** START Stored data **

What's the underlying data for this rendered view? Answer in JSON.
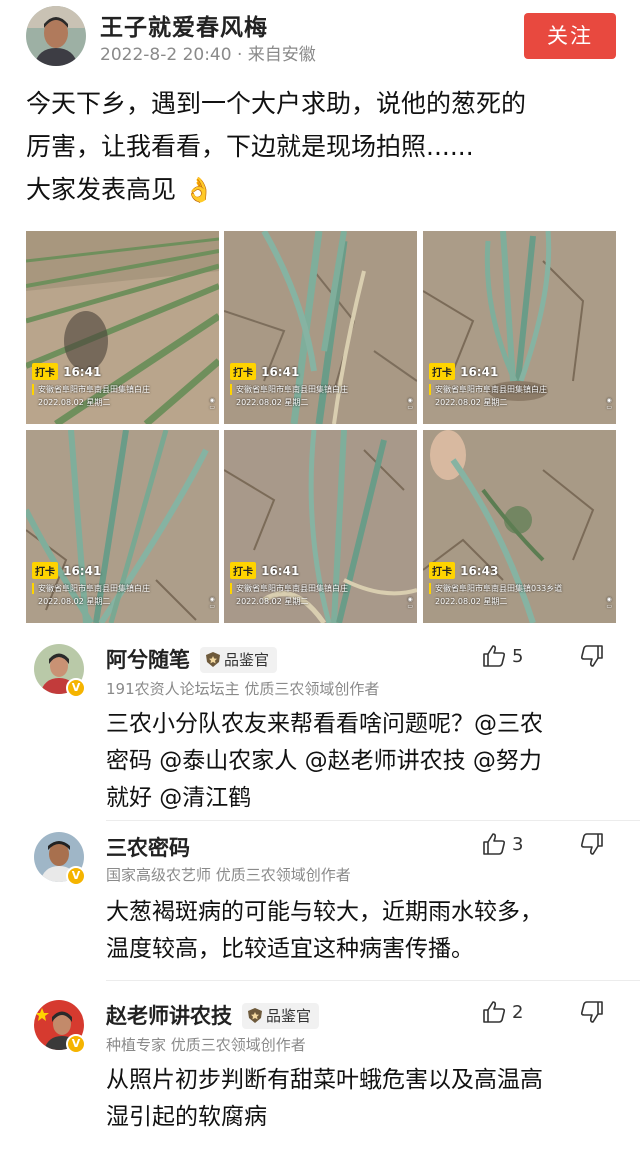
{
  "post": {
    "author": "王子就爱春风梅",
    "meta": "2022-8-2 20:40 · 来自安徽",
    "follow_label": "关注",
    "body_lines": [
      "今天下乡，遇到一个大户求助，说他的葱死的",
      "厉害，让我看看，下边就是现场拍照......",
      "大家发表高见"
    ],
    "emoji": "👌"
  },
  "photos": [
    {
      "tag": "打卡",
      "time": "16:41",
      "location": "安徽省阜阳市阜南县田集镇白庄",
      "date": "2022.08.02 星期二"
    },
    {
      "tag": "打卡",
      "time": "16:41",
      "location": "安徽省阜阳市阜南县田集镇白庄",
      "date": "2022.08.02 星期二"
    },
    {
      "tag": "打卡",
      "time": "16:41",
      "location": "安徽省阜阳市阜南县田集镇白庄",
      "date": "2022.08.02 星期二"
    },
    {
      "tag": "打卡",
      "time": "16:41",
      "location": "安徽省阜阳市阜南县田集镇白庄",
      "date": "2022.08.02 星期二"
    },
    {
      "tag": "打卡",
      "time": "16:41",
      "location": "安徽省阜阳市阜南县田集镇白庄",
      "date": "2022.08.02 星期二"
    },
    {
      "tag": "打卡",
      "time": "16:43",
      "location": "安徽省阜阳市阜南县田集镇033乡道",
      "date": "2022.08.02 星期二"
    }
  ],
  "comments": [
    {
      "name": "阿兮随笔",
      "badge": "品鉴官",
      "subtitle": "191农资人论坛坛主 优质三农领域创作者",
      "likes": "5",
      "lines": [
        "三农小分队农友来帮看看啥问题呢？@三农",
        "密码 @泰山农家人 @赵老师讲农技 @努力",
        "就好 @清江鹤"
      ]
    },
    {
      "name": "三农密码",
      "badge": "",
      "subtitle": "国家高级农艺师 优质三农领域创作者",
      "likes": "3",
      "lines": [
        "大葱褐斑病的可能与较大，近期雨水较多，",
        "温度较高，比较适宜这种病害传播。"
      ]
    },
    {
      "name": "赵老师讲农技",
      "badge": "品鉴官",
      "subtitle": "种植专家 优质三农领域创作者",
      "likes": "2",
      "lines": [
        "从照片初步判断有甜菜叶蛾危害以及高温高",
        "湿引起的软腐病"
      ]
    }
  ],
  "colors": {
    "follow_bg": "#e8493f",
    "verified_badge": "#f5b400",
    "stamp_yellow": "#ffd400",
    "meta_gray": "#8a8a8a"
  }
}
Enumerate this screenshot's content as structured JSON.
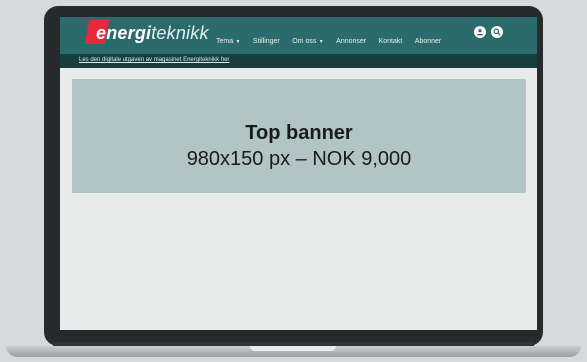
{
  "site": {
    "logo_part1": "energi",
    "logo_part2": "teknikk",
    "brand_color": "#2b6b6b",
    "accent_color": "#e8283c"
  },
  "nav": {
    "items": [
      {
        "label": "Tema",
        "dropdown": true
      },
      {
        "label": "Stillinger",
        "dropdown": false
      },
      {
        "label": "Om oss",
        "dropdown": true
      },
      {
        "label": "Annonser",
        "dropdown": false
      },
      {
        "label": "Kontakt",
        "dropdown": false
      },
      {
        "label": "Abonner",
        "dropdown": false
      }
    ],
    "icons": [
      "user-icon",
      "search-icon"
    ]
  },
  "subbar": {
    "link_text": "Les den digitale utgaven av magasinet Energiteknikk her"
  },
  "banner": {
    "title": "Top banner",
    "subtitle": "980x150 px – NOK 9,000"
  }
}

** END Stored data **

▶ [Do this] In the records above, find the lines containing "JSON" and copy them.

▶ [Solution for this task]
What's the underlying data for this rendered view? Answer in JSON.
Enumerate this screenshot's content as structured JSON.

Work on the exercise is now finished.